STATED PROBLEM >> Within the records below, find each line that holds the string "비슷하게", then copy it.

Figure content listings:
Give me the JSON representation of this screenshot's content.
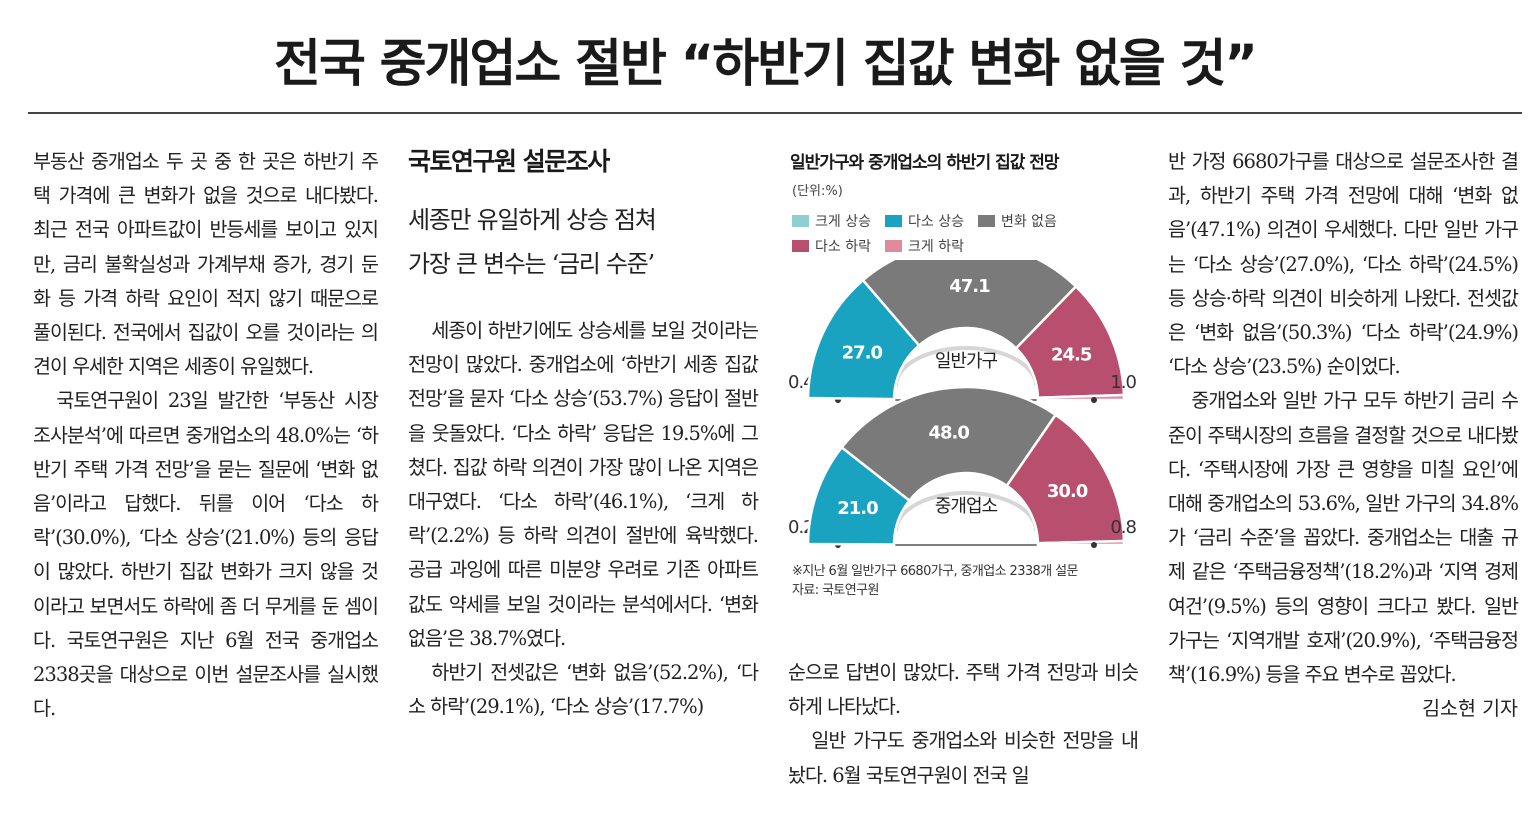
{
  "headline": "전국 중개업소 절반 “하반기 집값 변화 없을 것”",
  "subheads": {
    "main": "국토연구원 설문조사",
    "line1": "세종만 유일하게 상승 점쳐",
    "line2": "가장 큰 변수는 ‘금리 수준’"
  },
  "col1": {
    "p1": "부동산 중개업소 두 곳 중 한 곳은 하반기 주택 가격에 큰 변화가 없을 것으로 내다봤다. 최근 전국 아파트값이 반등세를 보이고 있지만, 금리 불확실성과 가계부채 증가, 경기 둔화 등 가격 하락 요인이 적지 않기 때문으로 풀이된다. 전국에서 집값이 오를 것이라는 의견이 우세한 지역은 세종이 유일했다.",
    "p2": "국토연구원이 23일 발간한 ‘부동산 시장 조사분석’에 따르면 중개업소의 48.0%는 ‘하반기 주택 가격 전망’을 묻는 질문에 ‘변화 없음’이라고 답했다. 뒤를 이어 ‘다소 하락’(30.0%), ‘다소 상승’(21.0%) 등의 응답이 많았다. 하반기 집값 변화가 크지 않을 것이라고 보면서도 하락에 좀 더 무게를 둔 셈이다. 국토연구원은 지난 6월 전국 중개업소 2338곳을 대상으로 이번 설문조사를 실시했다."
  },
  "col2": {
    "p1": "세종이 하반기에도 상승세를 보일 것이라는 전망이 많았다. 중개업소에 ‘하반기 세종 집값 전망’을 묻자 ‘다소 상승’(53.7%) 응답이 절반을 웃돌았다. ‘다소 하락’ 응답은 19.5%에 그쳤다. 집값 하락 의견이 가장 많이 나온 지역은 대구였다. ‘다소 하락’(46.1%), ‘크게 하락’(2.2%) 등 하락 의견이 절반에 육박했다. 공급 과잉에 따른 미분양 우려로 기존 아파트값도 약세를 보일 것이라는 분석에서다. ‘변화 없음’은 38.7%였다.",
    "p2": "하반기 전셋값은 ‘변화 없음’(52.2%), ‘다소 하락’(29.1%), ‘다소 상승’(17.7%)"
  },
  "col3": {
    "p1": "순으로 답변이 많았다. 주택 가격 전망과 비슷하게 나타났다.",
    "p2": "일반 가구도 중개업소와 비슷한 전망을 내놨다. 6월 국토연구원이 전국 일"
  },
  "col4": {
    "p1": "반 가정 6680가구를 대상으로 설문조사한 결과, 하반기 주택 가격 전망에 대해 ‘변화 없음’(47.1%) 의견이 우세했다. 다만 일반 가구는 ‘다소 상승’(27.0%), ‘다소 하락’(24.5%) 등 상승·하락 의견이 비슷하게 나왔다. 전셋값은 ‘변화 없음’(50.3%) ‘다소 하락’(24.9%) ‘다소 상승’(23.5%) 순이었다.",
    "p2": "중개업소와 일반 가구 모두 하반기 금리 수준이 주택시장의 흐름을 결정할 것으로 내다봤다. ‘주택시장에 가장 큰 영향을 미칠 요인’에 대해 중개업소의 53.6%, 일반 가구의 34.8%가 ‘금리 수준’을 꼽았다. 중개업소는 대출 규제 같은 ‘주택금융정책’(18.2%)과 ‘지역 경제 여건’(9.5%) 등의 영향이 크다고 봤다. 일반 가구는 ‘지역개발 호재’(20.9%), ‘주택금융정책’(16.9%) 등을 주요 변수로 꼽았다.",
    "byline": "김소현 기자"
  },
  "chart_data": {
    "type": "pie",
    "title": "일반가구와 중개업소의 하반기 집값 전망",
    "unit": "(단위:%)",
    "categories": [
      "크게 상승",
      "다소 상승",
      "변화 없음",
      "다소 하락",
      "크게 하락"
    ],
    "colors": [
      "#8fcfd1",
      "#1aa3c0",
      "#7a7a7a",
      "#b94f6f",
      "#e08a9e"
    ],
    "series": [
      {
        "name": "일반가구",
        "values": [
          0.4,
          27.0,
          47.1,
          24.5,
          1.0
        ]
      },
      {
        "name": "중개업소",
        "values": [
          0.2,
          21.0,
          48.0,
          30.0,
          0.8
        ]
      }
    ],
    "note": "※지난 6월 일반가구 6680가구, 중개업소 2338개 설문",
    "source": "자료: 국토연구원"
  }
}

SOLUTION TO THIS PROBLEM >>
    "p1": "순으로 답변이 많았다. 주택 가격 전망과 비슷하게 나타났다.",
    "p1": "반 가정 6680가구를 대상으로 설문조사한 결과, 하반기 주택 가격 전망에 대해 ‘변화 없음’(47.1%) 의견이 우세했다. 다만 일반 가구는 ‘다소 상승’(27.0%), ‘다소 하락’(24.5%) 등 상승·하락 의견이 비슷하게 나왔다. 전셋값은 ‘변화 없음’(50.3%) ‘다소 하락’(24.9%) ‘다소 상승’(23.5%) 순이었다.",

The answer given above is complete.